Stated task A:
In the records, begin at the line that has "preview-ship-icon <box>503 312 529 342</box>" and stop after the line that has "see-calculator-link[interactable]: See calculator.". Give those lines again, changing "Groups" to "Clubs" and keeping everything else the same.

Quoted text:
BEGIN

Bob Funk, biblical scholar and founder of the Westar Institute which sponsors the Jesus Seminar project, has written a book that gives the layperson an inside look at what critical scholarship has unveiled thus far about the man we today know as Jesus. Funk avers that the Jesus whom Christianity has appropriated as its founder, god, messiah, savior, redeemer, miracle worker, etc. is hardly a good picture of the man who lived almost two millennia ago. The Christian Jesus/Christ is larger than life, a theologized and mythologized version. Funk asserts that the Apostle's Creed glaringly points to the importance the Church has placed on the life of Jesus--there is no mention of his life at all apart from his virgin birth, death and resurrection. The Creed turned Jesus into a god-man.

Funk's quest is to find the Jesus before all the layers of mythology and theology were piled on top of him. The quest for the historical Jesus is to determine what Jesus really said and did, what his vision of God was, what Jesus was trying to direct our attention to. Ultimately Christianity is not about Christ or Jesus but about God....

Rating: 3 stars
Summary: Cutting, faithless, scholarly look at Jesus
Review: Honest to Jesus is an interesting, energetic, and riveting book for anybody who is concerned about asking questions that would scare the pants off of Rev. Smiley in the average orthodox Christian pulpit. If you're not up to the challenge and are totally satisfied with your version of "faith," you won't want to pick up this book. Be prepared to lose some sleep. The book depressed me and energized me, all at the same time. Funk pushes the limit of scholarship to uncover the historical Jesus. However, be warned: there is more to the historical Jesus than what Funk suggests.

There is a lot that we don't and can't know, being human and having a finite lifespan. Funk proposes that historicity is the answer to nearly every problem and intellectual question. To this end, Honest to Jesus will stimulate minds, but dull hearts in the same time. Be ready to rethink your views on God's Kingdom - and Funk's, while you're at it.

Rating: 5 stars
Summary: Tracing Jesus On A Round Trip Between Nicea And Nazareth
Review: In HONEST TO JESUS Robert Funk describes the methods used by biblical scholars in their quest of the historical Jesus. He shows how the Jesus Christ of the Nicean Creed of the fourth century can be traced back to the humble Jewish sage of Nazareth and then retraced on a return trip to Nicea where he is resurrected after three centuries of promotion by his gentile admirers to full divinity as the Second Person of the Holy Trinity. Funk also uses a good part of the book attempting to describe the historical Jesus using what the author considers to be the likely authentic words and deeds of the real Jesus.

Funk believes that public knowledge about the ancient gospels is woefully inadequate. Mainline churches do not address the questions people in the pews are asking about Jesus. Biblical scholars may know many of the answers to these questions but the scholars are only talking to each other. The aim of the quest of the historical Jesus is to liberate Jesus from this prison and especially from the captivity of the church creeds.

Christianity took its conclusive shape with the formation of church creeds and canons at church councils held in the fourth century C.E. Progress in this area was aided by the support and guidance of Roman Emperor Constantine.

World dominance of Christianity is at an end, according to Funk. It is not, however, the end of Christianity but actually a great opportunity to begin anew. Our understanding of the origins of the Christian religion is constantly changing. Funk believes a new perception of Jesus is possible if we place him back in his modest beginnings in Nazareth.

END

Records from a data collection
BEGIN

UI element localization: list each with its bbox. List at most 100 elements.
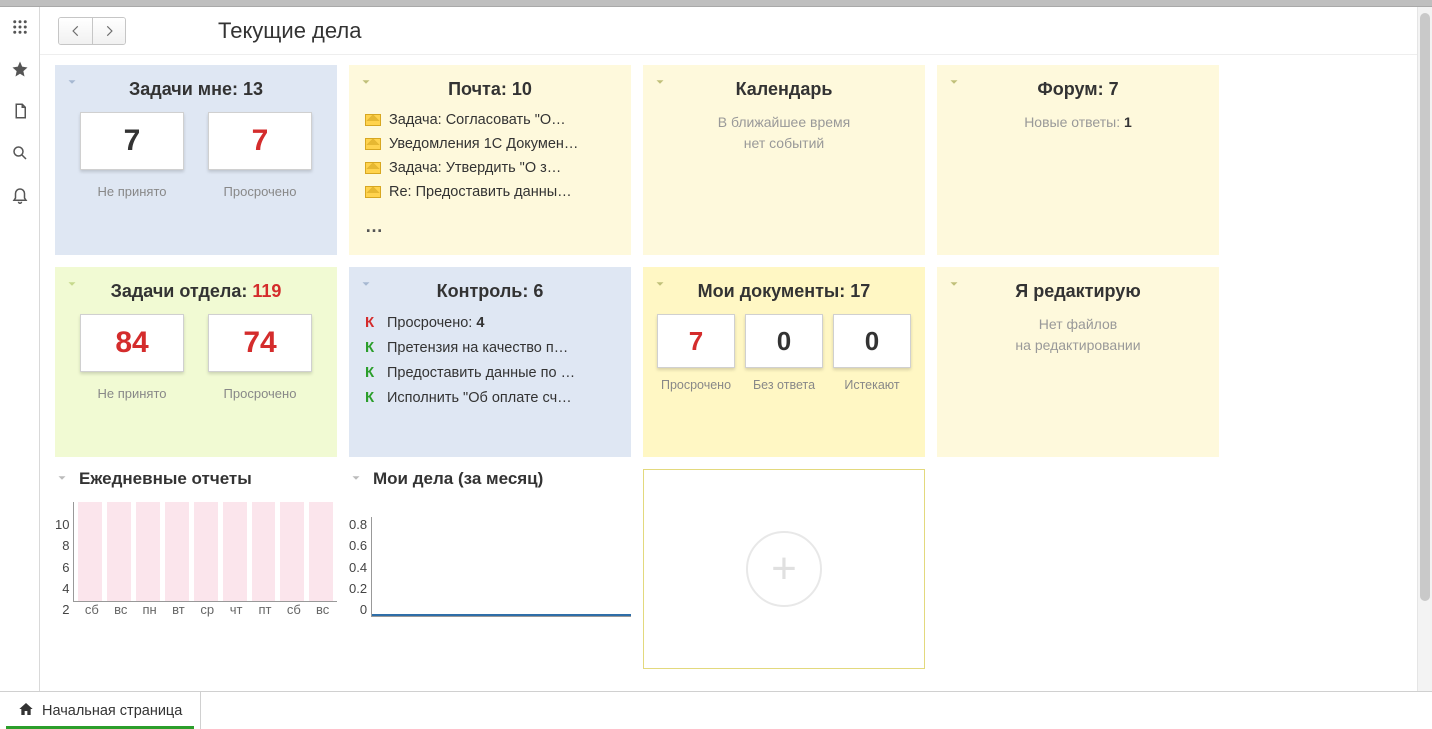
left-sidebar: [0, 7, 40, 691]
star-icon[interactable]: [10, 59, 30, 79]
tile-value: 0: [833, 314, 911, 368]
tile-label: Истекают: [833, 378, 911, 392]
tile-overdue[interactable]: 7 Просрочено: [208, 112, 312, 199]
tile-label: Не принято: [80, 184, 184, 199]
control-item[interactable]: КПредоставить данные по …: [365, 364, 615, 381]
widget-tasks-dept: Задачи отдела: 119 84 Не принято 74 Прос…: [55, 267, 337, 457]
page-header: Текущие дела: [40, 7, 1417, 55]
widget-title: Задачи отдела: 119: [71, 281, 321, 302]
widget-my-docs: Мои документы: 17 7 Просрочено 0 Без отв…: [643, 267, 925, 457]
chevron-down-icon[interactable]: [55, 471, 69, 488]
forward-button[interactable]: [92, 18, 125, 44]
mail-item[interactable]: Задача: Утвердить "О з…: [365, 160, 615, 176]
tile-not-accepted[interactable]: 7 Не принято: [80, 112, 184, 199]
bar: [107, 502, 131, 601]
mail-item[interactable]: Уведомления 1С Докумен…: [365, 136, 615, 152]
chevron-down-icon[interactable]: [653, 277, 667, 294]
tile-overdue[interactable]: 7 Просрочено: [657, 314, 735, 392]
tile-label: Не принято: [80, 386, 184, 401]
envelope-icon: [365, 186, 381, 198]
tile-label: Просрочено: [657, 378, 735, 392]
bar: [136, 502, 160, 601]
chevron-down-icon[interactable]: [359, 277, 373, 294]
chevron-down-icon[interactable]: [947, 75, 961, 92]
more-link[interactable]: …: [365, 216, 615, 237]
mail-item[interactable]: Задача: Согласовать "О…: [365, 112, 615, 128]
plus-icon: +: [746, 531, 822, 607]
envelope-icon: [365, 162, 381, 174]
envelope-icon: [365, 114, 381, 126]
widget-title: Почта: 10: [365, 79, 615, 100]
k-icon: К: [365, 364, 379, 381]
widget-calendar: Календарь В ближайшее время нет событий: [643, 65, 925, 255]
window-titlebar: [0, 0, 1432, 7]
vertical-scrollbar[interactable]: [1417, 7, 1432, 691]
tile-label: Без ответа: [745, 378, 823, 392]
tile-value: 7: [657, 314, 735, 368]
home-icon: [18, 701, 34, 721]
bar: [223, 502, 247, 601]
widget-control: Контроль: 6 КПросрочено: 4 КПретензия на…: [349, 267, 631, 457]
tile-value: 7: [80, 112, 184, 170]
tile-value: 84: [80, 314, 184, 372]
history-nav: [58, 17, 126, 45]
widget-forum: Форум: 7 Новые ответы: 1: [937, 65, 1219, 255]
widget-title: Контроль: 6: [365, 281, 615, 302]
back-button[interactable]: [59, 18, 92, 44]
add-widget-button[interactable]: +: [643, 469, 925, 669]
bell-icon[interactable]: [10, 185, 30, 205]
tile-not-accepted[interactable]: 84 Не принято: [80, 314, 184, 401]
control-item[interactable]: КПретензия на качество п…: [365, 339, 615, 356]
empty-note: Нет файлов на редактировании: [953, 314, 1203, 356]
tile-value: 74: [208, 314, 312, 372]
empty-note: В ближайшее время нет событий: [659, 112, 909, 154]
chevron-down-icon[interactable]: [65, 277, 79, 294]
chevron-down-icon[interactable]: [65, 75, 79, 92]
scrollbar-thumb[interactable]: [1420, 13, 1430, 601]
mail-item[interactable]: Re: Предоставить данны…: [365, 184, 615, 200]
footer-tabs: Начальная страница: [0, 691, 1432, 729]
widget-title: Задачи мне: 13: [71, 79, 321, 100]
widget-title: Форум: 7: [953, 79, 1203, 100]
tile-expiring[interactable]: 0 Истекают: [833, 314, 911, 392]
page-title: Текущие дела: [218, 18, 361, 44]
chevron-down-icon[interactable]: [653, 75, 667, 92]
widget-title: Мои дела (за месяц): [373, 469, 543, 489]
apps-grid-icon[interactable]: [10, 17, 30, 37]
forum-answers[interactable]: Новые ответы: 1: [953, 112, 1203, 133]
tile-label: Просрочено: [208, 184, 312, 199]
tile-label: Просрочено: [208, 386, 312, 401]
tile-overdue[interactable]: 74 Просрочено: [208, 314, 312, 401]
widget-my-deals: Мои дела (за месяц) 0.80.60.40.20: [349, 469, 631, 669]
tile-no-answer[interactable]: 0 Без ответа: [745, 314, 823, 392]
line-chart: 0.80.60.40.20: [349, 497, 631, 617]
bar-chart: 108642 сбвспнвтсрчтптсбвс: [55, 497, 337, 617]
bar: [309, 502, 333, 601]
tile-value: 7: [208, 112, 312, 170]
bar: [252, 502, 276, 601]
bar: [280, 502, 304, 601]
chevron-down-icon[interactable]: [349, 471, 363, 488]
widget-title: Ежедневные отчеты: [79, 469, 252, 489]
bar: [194, 502, 218, 601]
envelope-icon: [365, 138, 381, 150]
bar: [165, 502, 189, 601]
widget-editing: Я редактирую Нет файлов на редактировани…: [937, 267, 1219, 457]
tile-value: 0: [745, 314, 823, 368]
control-item[interactable]: КИсполнить "Об оплате сч…: [365, 389, 615, 406]
widget-title: Я редактирую: [953, 281, 1203, 302]
widget-mail: Почта: 10 Задача: Согласовать "О… Уведом…: [349, 65, 631, 255]
tab-home[interactable]: Начальная страница: [0, 692, 201, 729]
control-item[interactable]: КПросрочено: 4: [365, 314, 615, 331]
search-icon[interactable]: [10, 143, 30, 163]
widget-title: Календарь: [659, 79, 909, 100]
tab-label: Начальная страница: [42, 703, 182, 719]
chevron-down-icon[interactable]: [359, 75, 373, 92]
widget-title: Мои документы: 17: [659, 281, 909, 302]
widget-daily-reports: Ежедневные отчеты 108642 сбвспнвтсрчтптс…: [55, 469, 337, 669]
k-icon: К: [365, 339, 379, 356]
k-icon: К: [365, 389, 379, 406]
document-icon[interactable]: [10, 101, 30, 121]
widget-tasks-me: Задачи мне: 13 7 Не принято 7 Просрочено: [55, 65, 337, 255]
chevron-down-icon[interactable]: [947, 277, 961, 294]
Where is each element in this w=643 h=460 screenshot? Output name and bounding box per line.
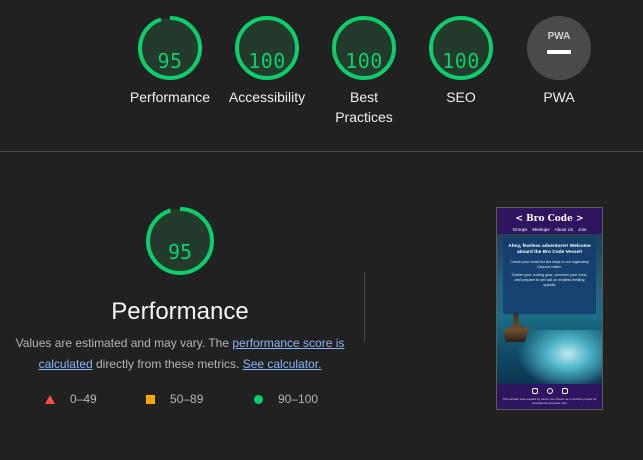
preview-ship-icon <box>503 312 529 342</box>
description-text-1: Values are estimated and may vary. The <box>15 336 233 350</box>
preview-nav-item: Groups <box>512 227 528 232</box>
preview-footer-note: This website was created by Jacob Leo Ro… <box>502 397 597 405</box>
preview-nav: Groups Meetups About Us Join <box>497 227 602 232</box>
gauge-best-practices[interactable]: 100 Best Practices <box>316 15 412 127</box>
pwa-label: PWA <box>543 89 575 105</box>
legend-fail-label: 0–49 <box>70 392 97 406</box>
performance-description: Values are estimated and may vary. The p… <box>12 333 348 375</box>
pwa-badge-icon: PWA <box>527 16 591 80</box>
gauge-accessibility[interactable]: 100 Accessibility <box>219 15 315 107</box>
see-calculator-link[interactable]: See calculator. <box>243 357 322 371</box>
accessibility-label: Accessibility <box>228 89 306 105</box>
discord-icon <box>561 388 568 394</box>
gauge-seo[interactable]: 100 SEO <box>413 15 509 107</box>
best-practices-score: 100 <box>345 49 383 73</box>
gauge-pwa[interactable]: PWA PWA <box>511 15 607 107</box>
legend-fail: 0–49 <box>45 392 97 406</box>
gauge-performance[interactable]: 95 Performance <box>122 15 218 107</box>
instagram-icon <box>531 388 538 394</box>
section-divider <box>0 151 643 152</box>
preview-nav-item: About Us <box>554 227 574 232</box>
preview-social-icons <box>497 388 602 394</box>
preview-paragraph-1: Check your email for the keys to our leg… <box>510 260 589 269</box>
legend-average: 50–89 <box>146 392 203 406</box>
preview-footer: This website was created by Jacob Leo Ro… <box>497 384 602 409</box>
facebook-icon <box>546 388 553 394</box>
preview-nav-item: Join <box>578 227 587 232</box>
page-screenshot-thumbnail[interactable]: < Bro Code > Groups Meetups About Us Joi… <box>496 207 603 410</box>
seo-score: 100 <box>442 49 480 73</box>
preview-brand: < Bro Code > <box>515 214 584 224</box>
legend-pass: 90–100 <box>254 392 318 406</box>
preview-welcome-card: Ahoy, fearless adventurer! Welcome aboar… <box>503 238 596 314</box>
performance-score: 95 <box>157 49 183 73</box>
preview-heading: Ahoy, fearless adventurer! Welcome aboar… <box>508 244 591 255</box>
pwa-badge-text: PWA <box>548 31 571 42</box>
description-text-2: directly from these metrics. <box>92 357 243 371</box>
vertical-divider <box>364 272 365 342</box>
preview-nav-item: Meetups <box>532 227 550 232</box>
performance-title: Performance <box>111 298 249 325</box>
preview-paragraph-2: Gather your coding gear, summon your cre… <box>511 273 588 287</box>
performance-label: Performance <box>129 89 211 105</box>
best-practices-label: Best Practices <box>335 89 393 125</box>
performance-gauge-large: 95 <box>120 206 240 296</box>
triangle-icon <box>45 394 55 404</box>
legend-pass-label: 90–100 <box>278 392 319 406</box>
seo-label: SEO <box>446 89 476 105</box>
preview-wave <box>517 330 602 390</box>
legend-average-label: 50–89 <box>170 392 204 406</box>
square-icon <box>146 394 155 404</box>
circle-icon <box>254 394 263 404</box>
accessibility-score: 100 <box>248 49 286 73</box>
performance-score-large: 95 <box>167 240 193 264</box>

END

Stated task B:
Answer these questions from the text on Honest to Jesus:
(i) Which institute did Bob Funk found?
(ii) What rating accompanies the summary "Cutting, faithless, scholarly look at Jesus"?
(iii) Which Roman emperor supported and guided the formation of church creeds and canons in the fourth century?

Exercise result A:
preview-ship-icon <box>503 312 529 342</box>
description-text-1: Values are estimated and may vary. The <box>15 336 233 350</box>
preview-nav-item: Clubs <box>512 227 528 232</box>
preview-footer-note: This website was created by Jacob Leo Ro… <box>502 397 597 405</box>
preview-nav: Clubs Meetups About Us Join <box>497 227 602 232</box>
gauge-best-practices[interactable]: 100 Best Practices <box>316 15 412 127</box>
pwa-label: PWA <box>543 89 575 105</box>
legend-fail-label: 0–49 <box>70 392 97 406</box>
performance-description: Values are estimated and may vary. The p… <box>12 333 348 375</box>
pwa-badge-icon: PWA <box>527 16 591 80</box>
gauge-accessibility[interactable]: 100 Accessibility <box>219 15 315 107</box>
see-calculator-link[interactable]: See calculator. <box>243 357 322 371</box>

Exercise result B:
(i) The Westar Institute.
(ii) 3 stars.
(iii) Constantine.